[Data entries for graphics]
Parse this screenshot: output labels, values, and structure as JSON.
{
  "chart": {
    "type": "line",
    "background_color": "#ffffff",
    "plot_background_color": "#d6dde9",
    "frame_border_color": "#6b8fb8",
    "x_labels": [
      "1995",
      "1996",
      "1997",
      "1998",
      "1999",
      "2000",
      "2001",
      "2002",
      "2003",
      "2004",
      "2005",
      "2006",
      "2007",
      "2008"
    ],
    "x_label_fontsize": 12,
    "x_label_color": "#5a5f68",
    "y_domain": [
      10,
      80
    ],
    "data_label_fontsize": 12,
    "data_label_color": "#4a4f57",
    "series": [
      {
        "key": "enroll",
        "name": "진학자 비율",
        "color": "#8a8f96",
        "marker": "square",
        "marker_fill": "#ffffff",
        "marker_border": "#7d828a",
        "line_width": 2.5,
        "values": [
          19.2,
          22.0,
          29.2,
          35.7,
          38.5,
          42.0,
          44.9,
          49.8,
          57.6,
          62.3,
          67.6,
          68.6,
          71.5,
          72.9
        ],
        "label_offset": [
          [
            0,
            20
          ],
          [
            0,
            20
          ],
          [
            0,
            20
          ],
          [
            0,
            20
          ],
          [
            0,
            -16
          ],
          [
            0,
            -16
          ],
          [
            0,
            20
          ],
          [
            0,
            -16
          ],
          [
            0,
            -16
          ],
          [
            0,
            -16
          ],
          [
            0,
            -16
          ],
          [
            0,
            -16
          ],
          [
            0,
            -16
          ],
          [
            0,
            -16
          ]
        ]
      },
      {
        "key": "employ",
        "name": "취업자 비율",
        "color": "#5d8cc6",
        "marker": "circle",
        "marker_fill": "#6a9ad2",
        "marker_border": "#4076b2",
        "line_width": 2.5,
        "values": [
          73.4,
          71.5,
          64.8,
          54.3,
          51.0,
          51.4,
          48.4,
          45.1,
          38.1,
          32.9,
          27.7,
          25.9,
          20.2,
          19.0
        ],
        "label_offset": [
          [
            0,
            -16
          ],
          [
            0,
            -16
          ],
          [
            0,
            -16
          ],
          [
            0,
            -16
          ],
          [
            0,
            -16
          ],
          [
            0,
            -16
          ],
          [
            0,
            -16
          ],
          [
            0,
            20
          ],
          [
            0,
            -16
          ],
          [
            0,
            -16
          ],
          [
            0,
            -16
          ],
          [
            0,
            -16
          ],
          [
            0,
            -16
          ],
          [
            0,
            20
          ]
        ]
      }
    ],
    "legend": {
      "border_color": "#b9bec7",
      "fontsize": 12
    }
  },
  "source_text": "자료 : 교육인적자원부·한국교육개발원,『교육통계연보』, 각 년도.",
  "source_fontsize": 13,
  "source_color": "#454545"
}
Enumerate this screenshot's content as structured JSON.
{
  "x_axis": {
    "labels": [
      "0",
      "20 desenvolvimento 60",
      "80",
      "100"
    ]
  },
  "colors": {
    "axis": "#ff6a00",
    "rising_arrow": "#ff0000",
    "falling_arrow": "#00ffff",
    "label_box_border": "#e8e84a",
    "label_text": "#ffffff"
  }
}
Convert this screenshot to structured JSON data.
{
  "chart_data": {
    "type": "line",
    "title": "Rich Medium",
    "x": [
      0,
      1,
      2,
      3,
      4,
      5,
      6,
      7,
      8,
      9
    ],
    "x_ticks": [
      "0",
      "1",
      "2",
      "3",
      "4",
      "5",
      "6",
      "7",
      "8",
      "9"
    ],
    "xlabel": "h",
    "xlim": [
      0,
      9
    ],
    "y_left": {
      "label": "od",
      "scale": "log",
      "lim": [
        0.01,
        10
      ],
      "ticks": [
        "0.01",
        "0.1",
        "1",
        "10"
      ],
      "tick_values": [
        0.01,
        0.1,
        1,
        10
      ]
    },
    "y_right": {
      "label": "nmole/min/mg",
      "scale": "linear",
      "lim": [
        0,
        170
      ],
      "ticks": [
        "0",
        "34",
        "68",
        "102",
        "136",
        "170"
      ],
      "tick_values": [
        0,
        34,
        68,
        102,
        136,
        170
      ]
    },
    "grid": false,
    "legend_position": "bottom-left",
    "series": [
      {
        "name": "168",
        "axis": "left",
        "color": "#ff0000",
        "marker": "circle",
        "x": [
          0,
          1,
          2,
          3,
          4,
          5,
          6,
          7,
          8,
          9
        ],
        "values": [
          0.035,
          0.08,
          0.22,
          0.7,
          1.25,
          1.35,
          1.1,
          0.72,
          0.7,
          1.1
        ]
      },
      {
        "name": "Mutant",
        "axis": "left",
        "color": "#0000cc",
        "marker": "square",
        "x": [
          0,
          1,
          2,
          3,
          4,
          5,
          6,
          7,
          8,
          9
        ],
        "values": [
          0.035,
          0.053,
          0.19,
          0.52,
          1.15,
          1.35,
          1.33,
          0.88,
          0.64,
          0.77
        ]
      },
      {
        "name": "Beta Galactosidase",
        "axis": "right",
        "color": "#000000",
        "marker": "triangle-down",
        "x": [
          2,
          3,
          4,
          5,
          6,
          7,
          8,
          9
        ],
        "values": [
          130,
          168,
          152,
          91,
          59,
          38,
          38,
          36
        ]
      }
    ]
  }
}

Request
Send back each record exactly as it stands.

Solution to this exercise
Parse this screenshot: output labels, values, and structure as JSON.
{
  "chart": {
    "type": "line",
    "background_color": "#ffffff",
    "plot_background_color": "#d6dde9",
    "frame_border_color": "#6b8fb8",
    "x_labels": [
      "1995",
      "1996",
      "1997",
      "1998",
      "1999",
      "2000",
      "2001",
      "2002",
      "2003",
      "2004",
      "2005",
      "2006",
      "2007",
      "2008"
    ],
    "x_label_fontsize": 12,
    "x_label_color": "#5a5f68",
    "y_domain": [
      10,
      80
    ],
    "data_label_fontsize": 12,
    "data_label_color": "#4a4f57",
    "series": [
      {
        "key": "enroll",
        "name": "진학자 비율",
        "color": "#8a8f96",
        "marker": "square",
        "marker_fill": "#ffffff",
        "marker_border": "#7d828a",
        "line_width": 2.5,
        "values": [
          19.2,
          22.0,
          29.2,
          35.7,
          38.5,
          42.0,
          44.9,
          49.8,
          57.6,
          62.3,
          67.6,
          68.6,
          71.5,
          72.9
        ],
        "label_offset": [
          [
            0,
            20
          ],
          [
            0,
            20
          ],
          [
            0,
            20
          ],
          [
            0,
            20
          ],
          [
            0,
            -16
          ],
          [
            0,
            -16
          ],
          [
            0,
            20
          ],
          [
            0,
            -16
          ],
          [
            0,
            -16
          ],
          [
            0,
            -16
          ],
          [
            0,
            -16
          ],
          [
            0,
            -16
          ],
          [
            0,
            -16
          ],
          [
            0,
            -16
          ]
        ]
      },
      {
        "key": "employ",
        "name": "취업자 비율",
        "color": "#5d8cc6",
        "marker": "circle",
        "marker_fill": "#6a9ad2",
        "marker_border": "#4076b2",
        "line_width": 2.5,
        "values": [
          73.4,
          71.5,
          64.8,
          54.3,
          51.0,
          51.4,
          48.4,
          45.1,
          38.1,
          32.9,
          27.7,
          25.9,
          20.2,
          19.0
        ],
        "label_offset": [
          [
            0,
            -16
          ],
          [
            0,
            -16
          ],
          [
            0,
            -16
          ],
          [
            0,
            -16
          ],
          [
            0,
            -16
          ],
          [
            0,
            -16
          ],
          [
            0,
            -16
          ],
          [
            0,
            20
          ],
          [
            0,
            -16
          ],
          [
            0,
            -16
          ],
          [
            0,
            -16
          ],
          [
            0,
            -16
          ],
          [
            0,
            -16
          ],
          [
            0,
            20
          ]
        ]
      }
    ],
    "legend": {
      "border_color": "#b9bec7",
      "fontsize": 12
    }
  },
  "source_text": "자료 : 교육인적자원부·한국교육개발원,『교육통계연보』, 각 년도.",
  "source_fontsize": 13,
  "source_color": "#454545"
}
Enumerate this screenshot's content as structured JSON.
{
  "x_axis": {
    "labels": [
      "0",
      "20 desenvolvimento 60",
      "80",
      "100"
    ]
  },
  "colors": {
    "axis": "#ff6a00",
    "rising_arrow": "#ff0000",
    "falling_arrow": "#00ffff",
    "label_box_border": "#e8e84a",
    "label_text": "#ffffff"
  }
}
Convert this screenshot to structured JSON data.
{
  "chart_data": {
    "type": "line",
    "title": "Rich Medium",
    "x": [
      0,
      1,
      2,
      3,
      4,
      5,
      6,
      7,
      8,
      9
    ],
    "x_ticks": [
      "0",
      "1",
      "2",
      "3",
      "4",
      "5",
      "6",
      "7",
      "8",
      "9"
    ],
    "xlabel": "h",
    "xlim": [
      0,
      9
    ],
    "y_left": {
      "label": "od",
      "scale": "log",
      "lim": [
        0.01,
        10
      ],
      "ticks": [
        "0.01",
        "0.1",
        "1",
        "10"
      ],
      "tick_values": [
        0.01,
        0.1,
        1,
        10
      ]
    },
    "y_right": {
      "label": "nmole/min/mg",
      "scale": "linear",
      "lim": [
        0,
        170
      ],
      "ticks": [
        "0",
        "34",
        "68",
        "102",
        "136",
        "170"
      ],
      "tick_values": [
        0,
        34,
        68,
        102,
        136,
        170
      ]
    },
    "grid": false,
    "legend_position": "bottom-left",
    "series": [
      {
        "name": "168",
        "axis": "left",
        "color": "#ff0000",
        "marker": "circle",
        "x": [
          0,
          1,
          2,
          3,
          4,
          5,
          6,
          7,
          8,
          9
        ],
        "values": [
          0.035,
          0.08,
          0.22,
          0.7,
          1.25,
          1.35,
          1.1,
          0.72,
          0.7,
          1.1
        ]
      },
      {
        "name": "Mutant",
        "axis": "left",
        "color": "#0000cc",
        "marker": "square",
        "x": [
          0,
          1,
          2,
          3,
          4,
          5,
          6,
          7,
          8,
          9
        ],
        "values": [
          0.035,
          0.053,
          0.19,
          0.52,
          1.15,
          1.35,
          1.33,
          0.88,
          0.64,
          0.77
        ]
      },
      {
        "name": "Beta Galactosidase",
        "axis": "right",
        "color": "#000000",
        "marker": "triangle-down",
        "x": [
          2,
          3,
          4,
          5,
          6,
          7,
          8,
          9
        ],
        "values": [
          130,
          168,
          152,
          91,
          59,
          38,
          38,
          36
        ]
      }
    ]
  }
}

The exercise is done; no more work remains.